使用FleetAPI进行分布式训练

FleetAPI 设计说明

Fleet是PaddlePaddle分布式训练的高级API。Fleet的命名出自于PaddlePaddle,象征一个舰队中的多只双桨船协同工作。Fleet的设计在易用性和算法可扩展性方面做出了权衡。用户可以很容易从单机版的训练程序,通过添加几行代码切换到分布式训练程序。此外,分布式训练的算法也可以通过Fleet API接口灵活定义。具体的设计原理可以参考Fleet API设计文档。当前FleetAPI还处于paddle.fluid.incubate目录下,未来功能完备后会放到paddle.fluid目录中,欢迎持续关注。

Fleet API快速上手示例

下面会针对Fleet API最常见的两种使用场景,用一个模型做示例,目的是让用户有快速上手体验的模板。快速上手的示例源代码可以在Fleet Quick Start 找到。

  • 假设我们定义MLP网络如下:
  1. import paddle.fluid as fluid
  2.  
  3. def mlp(input_x, input_y, hid_dim=128, label_dim=2):
  4. fc_1 = fluid.layers.fc(input=input_x, size=hid_dim, act='tanh')
  5. fc_2 = fluid.layers.fc(input=fc_1, size=hid_dim, act='tanh')
  6. prediction = fluid.layers.fc(input=[fc_2], size=label_dim, act='softmax')
  7. cost = fluid.layers.cross_entropy(input=prediction, label=input_y)
  8. avg_cost = fluid.layers.mean(x=cost)
  9. return avg_cost
  • 定义一个在内存生成数据的Reader如下:
  1. import numpy as np
  2.  
  3. def gen_data():
  4. return {"x": np.random.random(size=(128, 32)).astype('float32'),
  5. "y": np.random.randint(2, size=(128, 1)).astype('int64')}
  • 单机Trainer定义
  1. import paddle.fluid as fluid
  2. from nets import mlp
  3. from utils import gen_data
  4.  
  5. input_x = fluid.layers.data(name="x", shape=[32], dtype='float32')
  6. input_y = fluid.layers.data(name="y", shape=[1], dtype='int64')
  7.  
  8. cost = mlp(input_x, input_y)
  9. optimizer = fluid.optimizer.SGD(learning_rate=0.01)
  10. optimizer.minimize(cost)
  11. place = fluid.CUDAPlace(0)
  12.  
  13. exe = fluid.Executor(place)
  14. exe.run(fluid.default_startup_program())
  15. step = 1001
  16. for i in range(step):
  17. cost_val = exe.run(feed=gen_data(), fetch_list=[cost.name])
  18. print("step%d cost=%f" % (i, cost_val[0]))
  • Parameter Server训练方法

参数服务器方法对于大规模数据,简单模型的并行训练非常适用,我们基于单机模型的定义给出使用Parameter Server进行训练的示例如下:

  1. import paddle.fluid as fluid
  2. from nets import mlp
  3. from paddle.fluid.incubate.fleet.parameter_server.distribute_transpiler import fleet
  4. from paddle.fluid.incubate.fleet.base import role_maker
  5. from utils import gen_data
  6.  
  7. input_x = fluid.layers.data(name="x", shape=[32], dtype='float32')
  8. input_y = fluid.layers.data(name="y", shape=[1], dtype='int64')
  9.  
  10. cost = mlp(input_x, input_y)
  11. optimizer = fluid.optimizer.SGD(learning_rate=0.01)

已标注区域条目

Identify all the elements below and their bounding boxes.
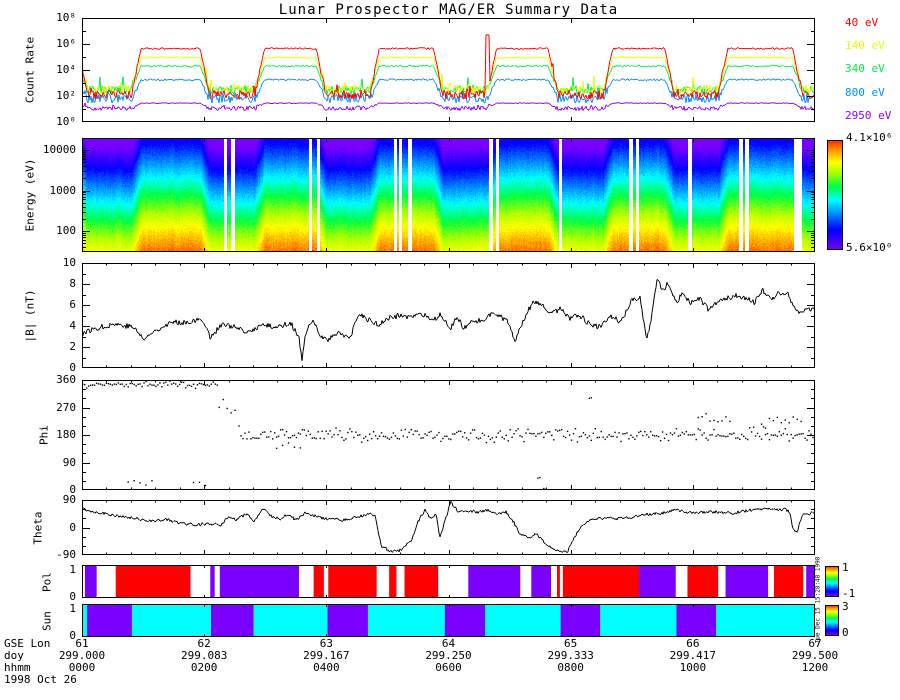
legend-entry: 800 eV	[845, 86, 885, 99]
bmag-ytick: 8	[32, 277, 76, 290]
legend-entry: 40 eV	[845, 16, 878, 29]
pol-colorbar-min-label: -1	[842, 587, 855, 600]
lunar-prospector-summary-page: Lunar Prospector MAG/ER Summary Data Cou…	[0, 0, 900, 700]
energy-spectrogram-plot	[82, 138, 815, 252]
count-rate-plot	[82, 18, 815, 122]
xaxis-value-hhmm: 0200	[156, 661, 252, 674]
phi-ytick: 180	[32, 428, 76, 441]
page-title: Lunar Prospector MAG/ER Summary Data	[82, 2, 815, 18]
phi-ytick: 360	[32, 373, 76, 386]
sun-bar-plot	[82, 604, 815, 637]
xaxis-value-hhmm: 1000	[645, 661, 741, 674]
xaxis-date-label: 1998 Oct 26	[4, 673, 77, 686]
sun-colorbar	[825, 605, 839, 636]
sun-ytick: 1	[52, 602, 76, 615]
legend-entry: 2950 eV	[845, 109, 891, 122]
theta-ytick: 0	[32, 521, 76, 534]
bmag-ytick: 6	[32, 298, 76, 311]
xaxis-value-hhmm: 0400	[278, 661, 374, 674]
spectrogram-colorbar	[827, 140, 843, 250]
energy-ytick: 1000	[32, 184, 76, 197]
legend-entry: 140 eV	[845, 39, 885, 52]
theta-ytick: 90	[32, 493, 76, 506]
pol-colorbar-max-label: 1	[842, 561, 849, 574]
pol-colorbar	[825, 566, 839, 597]
legend-entry: 340 eV	[845, 62, 885, 75]
pol-ytick: 1	[52, 563, 76, 576]
count-rate-ytick: 10²	[32, 89, 76, 102]
xaxis-value-hhmm: 1200	[767, 661, 863, 674]
sun-colorbar-max-label: 3	[842, 600, 849, 613]
colorbar-max-label: 4.1×10⁶	[846, 131, 892, 144]
phi-ytick: 90	[32, 456, 76, 469]
count-rate-ytick: 10⁸	[32, 11, 76, 24]
energy-ytick: 10000	[32, 143, 76, 156]
count-rate-ytick: 10⁶	[32, 37, 76, 50]
phi-plot	[82, 380, 815, 490]
xaxis-value-hhmm: 0600	[401, 661, 497, 674]
count-rate-ytick: 10⁰	[32, 115, 76, 128]
bmag-ytick: 4	[32, 319, 76, 332]
xaxis-value-hhmm: 0000	[34, 661, 130, 674]
creation-timestamp: Tue Dec 15 15:28:48 1998	[815, 557, 822, 644]
energy-ytick: 100	[32, 224, 76, 237]
phi-ytick: 270	[32, 401, 76, 414]
bmag-ytick: 2	[32, 340, 76, 353]
bmag-ytick: 10	[32, 256, 76, 269]
theta-ytick: -90	[32, 548, 76, 561]
theta-plot	[82, 500, 815, 555]
pol-bar-plot	[82, 565, 815, 598]
xaxis-value-hhmm: 0800	[523, 661, 619, 674]
count-rate-ytick: 10⁴	[32, 63, 76, 76]
colorbar-min-label: 5.6×10⁰	[846, 241, 892, 254]
bmag-plot	[82, 263, 815, 368]
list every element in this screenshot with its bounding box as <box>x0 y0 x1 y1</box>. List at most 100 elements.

任务说明:
**1.** 请把 Fleet API 文档中从“8. cost = mlp(input_x, input_y)”开始、到“place = fluid.CUDAPlace(0)”结束的部分重写一遍，其中的“CUDAPlace”要替换为“CPUPlace”。
**2.** 请接着 Fleet API 文档的最后一句往下续写。

结果:
**1.**
8. cost = mlp(input_x, input_y)
  9. optimizer = fluid.optimizer.SGD(learning_rate=0.01)
  10. optimizer.minimize(cost)
  11. place = fluid.CPUPlace(0)

**2.**
  12.  
  13. role = role_maker.PaddleCloudRoleMaker()
  14. fleet.init(role)
  15. optimizer = fleet.distributed_optimizer(optimizer)
  16. optimizer.minimize(cost)
  17.  
  18. if fleet.is_server():
  19. fleet.init_server()
  20. fleet.run_server()
  21. elif fleet.is_worker():
  22. place = fluid.CPUPlace()
  23. exe = fluid.Executor(place)
  24. exe.run(fluid.default_startup_program())
  25. step = 1001
  26. for i in range(step):
  27. cost_val = exe.run(
  28. program=fluid.default_main_program(),
  29. feed=gen_data(),
  30. fetch_list=[cost.name])
  31. print("worker_index: %d, step%d cost = %f" %
  32. (fleet.worker_index(), i, cost_val[0]))
  • Collective训练方法

Collective Training通常在GPU多机多卡训练中使用,一般在复杂模型的训练中比较常见,我们基于上面的单机模型定义给出使用Collective方法进行分布式训练的示例如下:

  1. import paddle.fluid as fluid
  2. from nets import mlp
  3. from paddle.fluid.incubate.fleet.collective import fleet
  4. from paddle.fluid.incubate.fleet.base import role_maker
  5. from utils import gen_data
  6.  
  7. input_x = fluid.layers.data(name="x", shape=[32], dtype='float32')
  8. input_y = fluid.layers.data(name="y", shape=[1], dtype='int64')
  9.  
  10. cost = mlp(input_x, input_y)
  11. optimizer = fluid.optimizer.SGD(learning_rate=0.01)
  12. role = role_maker.PaddleCloudRoleMaker(is_collective=True)
  13. fleet.init(role)
  14.  
  15. optimizer = fleet.distributed_optimizer(optimizer)
  16. optimizer.minimize(cost)
  17. place = fluid.CUDAPlace(0)
  18.  
  19. exe = fluid.Executor(place)
  20. exe.run(fluid.default_startup_program())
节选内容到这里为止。